Dataset records
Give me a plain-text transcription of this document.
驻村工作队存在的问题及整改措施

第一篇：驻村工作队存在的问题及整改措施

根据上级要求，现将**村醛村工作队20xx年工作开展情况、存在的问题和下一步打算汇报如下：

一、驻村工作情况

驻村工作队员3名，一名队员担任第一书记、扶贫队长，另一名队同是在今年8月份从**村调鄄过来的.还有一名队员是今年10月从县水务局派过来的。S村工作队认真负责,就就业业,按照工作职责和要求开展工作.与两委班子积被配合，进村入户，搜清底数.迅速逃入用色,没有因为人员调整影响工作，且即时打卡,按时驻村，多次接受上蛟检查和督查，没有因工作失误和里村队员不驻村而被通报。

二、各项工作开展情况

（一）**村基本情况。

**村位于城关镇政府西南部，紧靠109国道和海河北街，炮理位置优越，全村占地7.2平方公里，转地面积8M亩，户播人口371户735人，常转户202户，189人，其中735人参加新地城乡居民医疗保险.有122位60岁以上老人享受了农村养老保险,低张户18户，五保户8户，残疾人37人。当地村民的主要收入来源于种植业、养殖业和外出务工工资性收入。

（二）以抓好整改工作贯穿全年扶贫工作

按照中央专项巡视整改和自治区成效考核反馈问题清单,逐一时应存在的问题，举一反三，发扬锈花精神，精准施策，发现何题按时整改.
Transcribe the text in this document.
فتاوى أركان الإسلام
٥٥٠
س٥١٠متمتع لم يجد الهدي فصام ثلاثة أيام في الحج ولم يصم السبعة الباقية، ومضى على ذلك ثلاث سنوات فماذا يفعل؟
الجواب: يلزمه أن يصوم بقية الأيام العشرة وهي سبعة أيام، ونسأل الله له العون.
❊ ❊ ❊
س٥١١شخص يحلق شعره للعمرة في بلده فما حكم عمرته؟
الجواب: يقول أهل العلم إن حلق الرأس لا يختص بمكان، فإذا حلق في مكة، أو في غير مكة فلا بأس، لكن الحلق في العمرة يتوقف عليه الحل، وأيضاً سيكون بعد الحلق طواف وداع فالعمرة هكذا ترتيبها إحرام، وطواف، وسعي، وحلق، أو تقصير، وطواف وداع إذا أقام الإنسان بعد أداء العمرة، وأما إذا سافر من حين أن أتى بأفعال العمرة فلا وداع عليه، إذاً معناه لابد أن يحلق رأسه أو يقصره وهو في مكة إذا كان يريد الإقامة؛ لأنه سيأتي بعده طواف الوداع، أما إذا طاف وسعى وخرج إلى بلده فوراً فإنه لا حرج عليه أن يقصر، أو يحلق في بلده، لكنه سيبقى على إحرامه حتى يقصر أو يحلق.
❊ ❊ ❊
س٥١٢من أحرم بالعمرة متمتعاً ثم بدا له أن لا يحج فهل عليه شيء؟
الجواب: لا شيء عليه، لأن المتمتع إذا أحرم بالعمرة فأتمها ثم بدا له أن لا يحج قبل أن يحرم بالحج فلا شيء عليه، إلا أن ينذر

What the task requires
Extract every line containing the string "this" from the data above.

Problem solution
Give me a plain-text transcription of this document.
Transcribe the text in this document.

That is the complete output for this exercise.